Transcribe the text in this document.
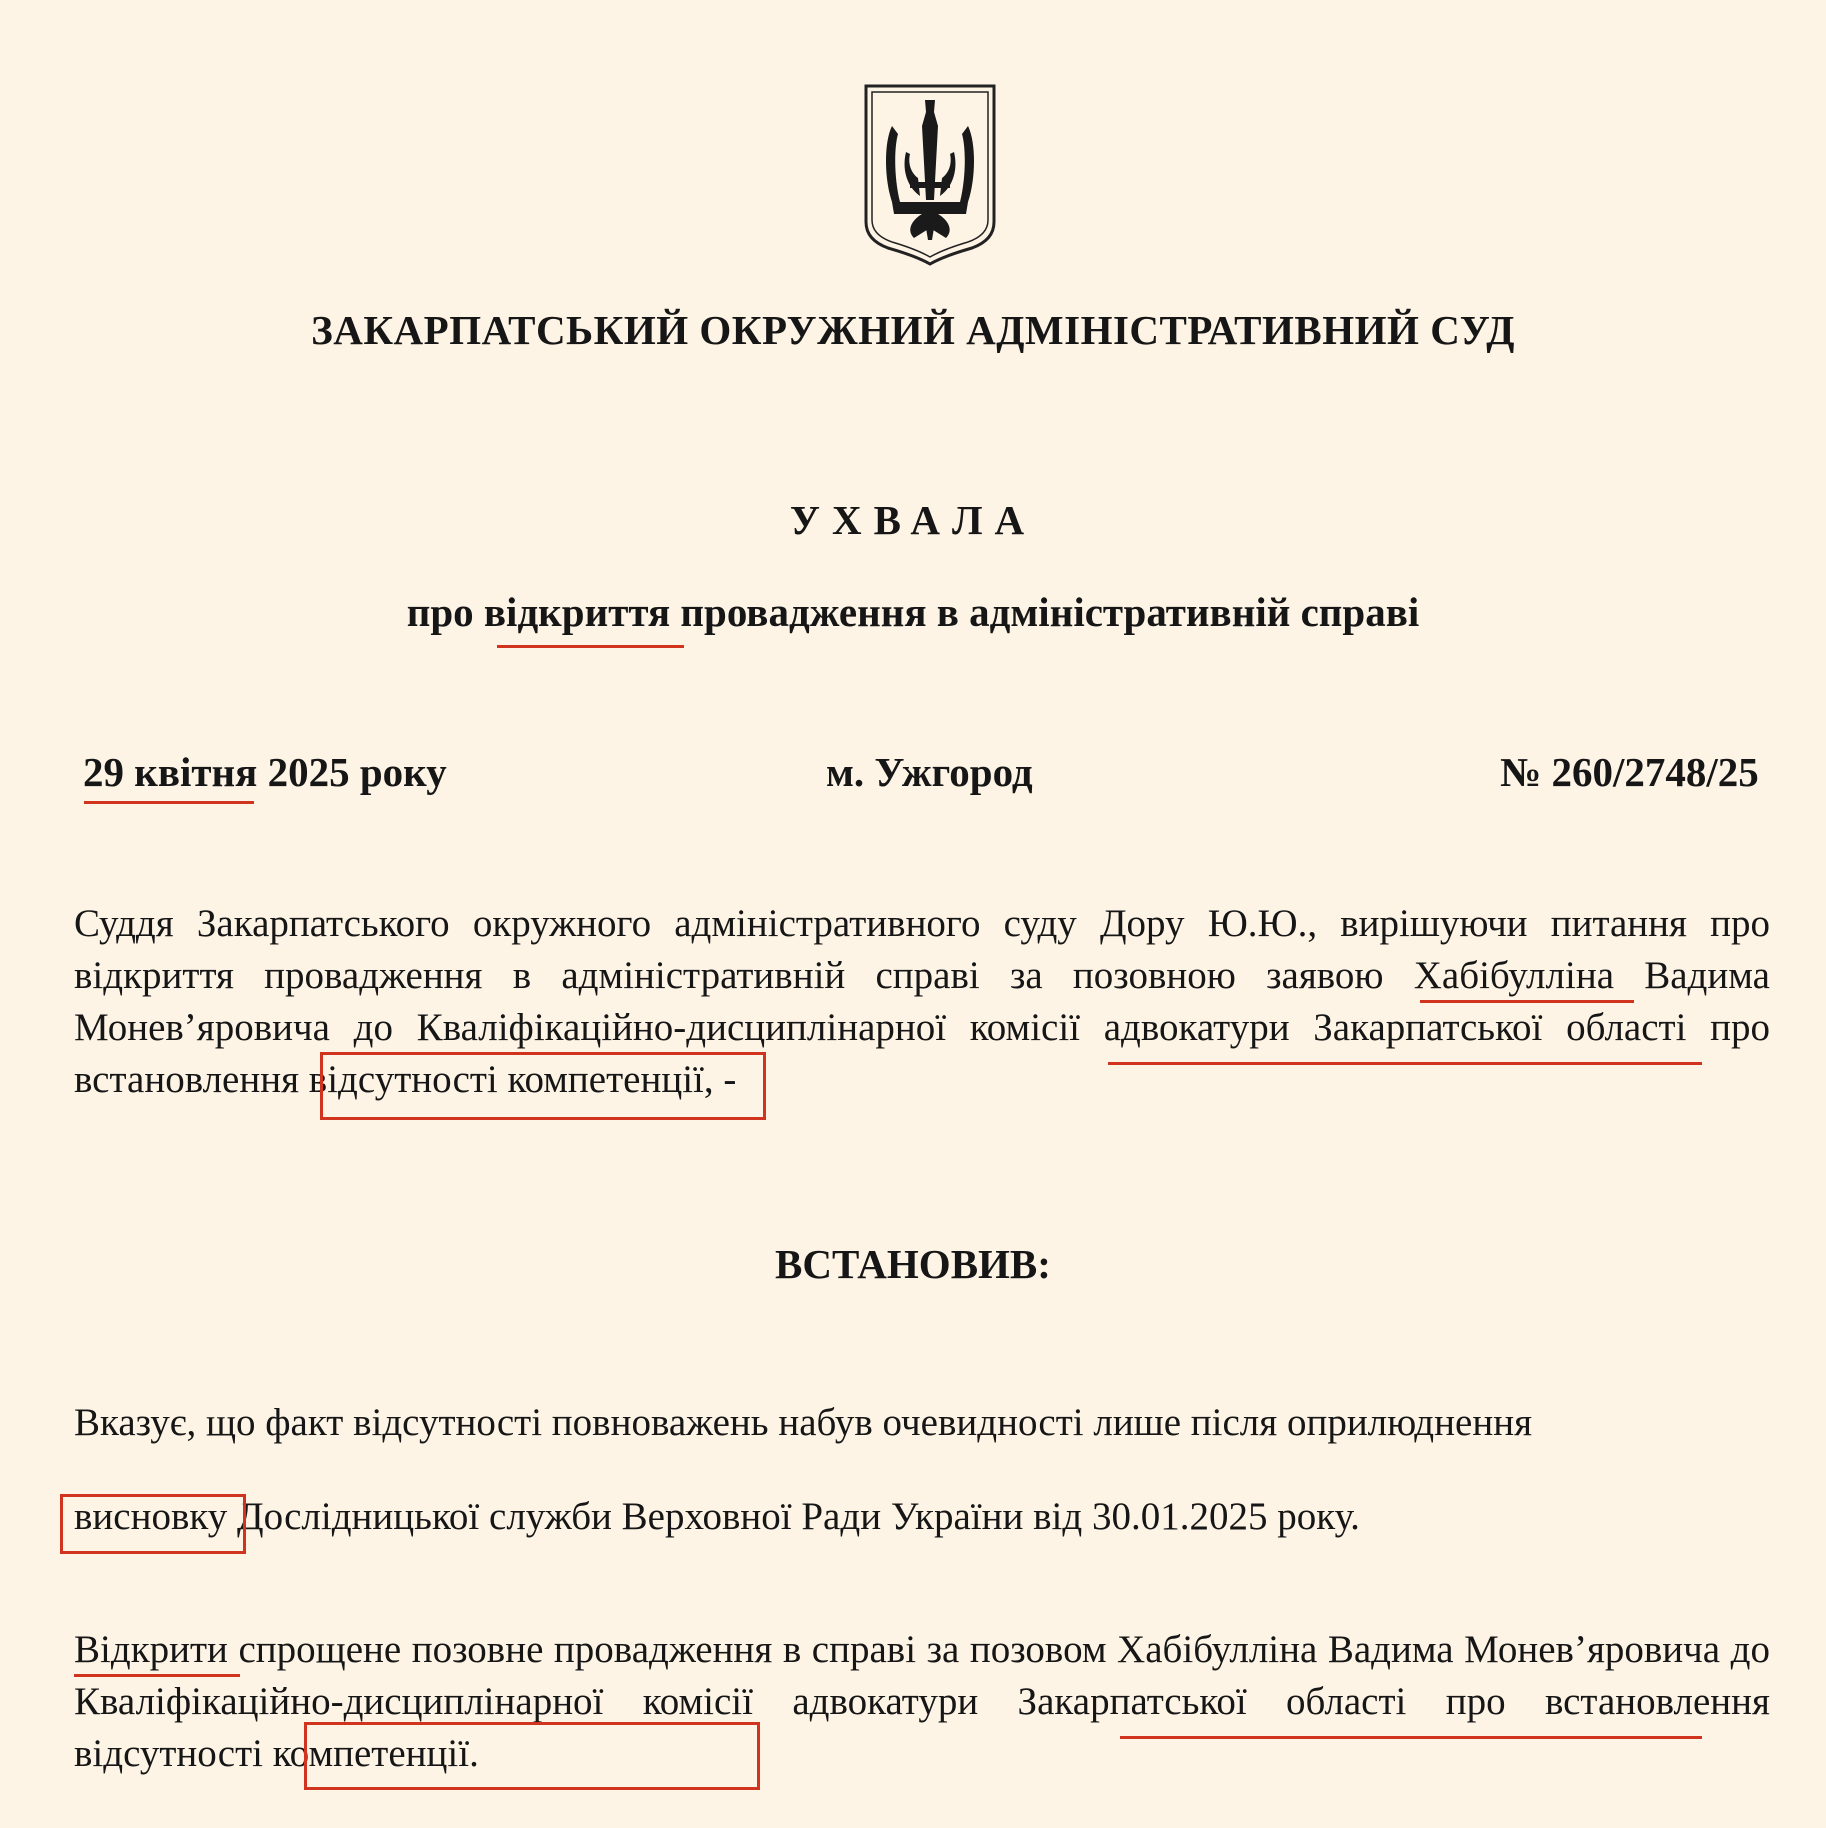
ЗАКАРПАТСЬКИЙ ОКРУЖНИЙ АДМІНІСТРАТИВНИЙ СУД
УХВАЛА
про відкриття провадження в адміністративній справі
29 квітня 2025 року	м. Ужгород	№ 260/2748/25
Суддя Закарпатського окружного адміністративного суду Дору Ю.Ю., вирішуючи питання про відкриття провадження в адміністративній справі за позовною заявою Хабібулліна Вадима Моневʼяровича до Кваліфікаційно-дисциплінарної комісії адвокатури Закарпатської області про встановлення відсутності компетенції, -
ВСТАНОВИВ:
Вказує, що факт відсутності повноважень набув очевидності лише після оприлюднення
висновку Дослідницької служби Верховної Ради України від 30.01.2025 року.
Відкрити спрощене позовне провадження в справі за позовом Хабібулліна Вадима Моневʼяровича до Кваліфікаційно-дисциплінарної комісії адвокатури Закарпатської області про встановлення відсутності компетенції.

┄┄┄┄┄┄┄┄┄┄

Transcribe all of the material exactly, leaving out whatever pictures it contains.

◆ **In response**:
Transcribe the text in this document.
ЗАКАРПАТСЬКИЙ ОКРУЖНИЙ АДМІНІСТРАТИВНИЙ СУД
УХВАЛА
про відкриття провадження в адміністративній справі
29 квітня 2025 року	м. Ужгород	№ 260/2748/25
Суддя Закарпатського окружного адміністративного суду Дору Ю.Ю., вирішуючи питання про відкриття провадження в адміністративній справі за позовною заявою Хабібулліна Вадима Моневʼяровича до Кваліфікаційно-дисциплінарної комісії адвокатури Закарпатської області про встановлення відсутності компетенції, -
ВСТАНОВИВ:
Вказує, що факт відсутності повноважень набув очевидності лише після оприлюднення
висновку Дослідницької служби Верховної Ради України від 30.01.2025 року.
Відкрити спрощене позовне провадження в справі за позовом Хабібулліна Вадима Моневʼяровича до Кваліфікаційно-дисциплінарної комісії адвокатури Закарпатської області про встановлення відсутності компетенції.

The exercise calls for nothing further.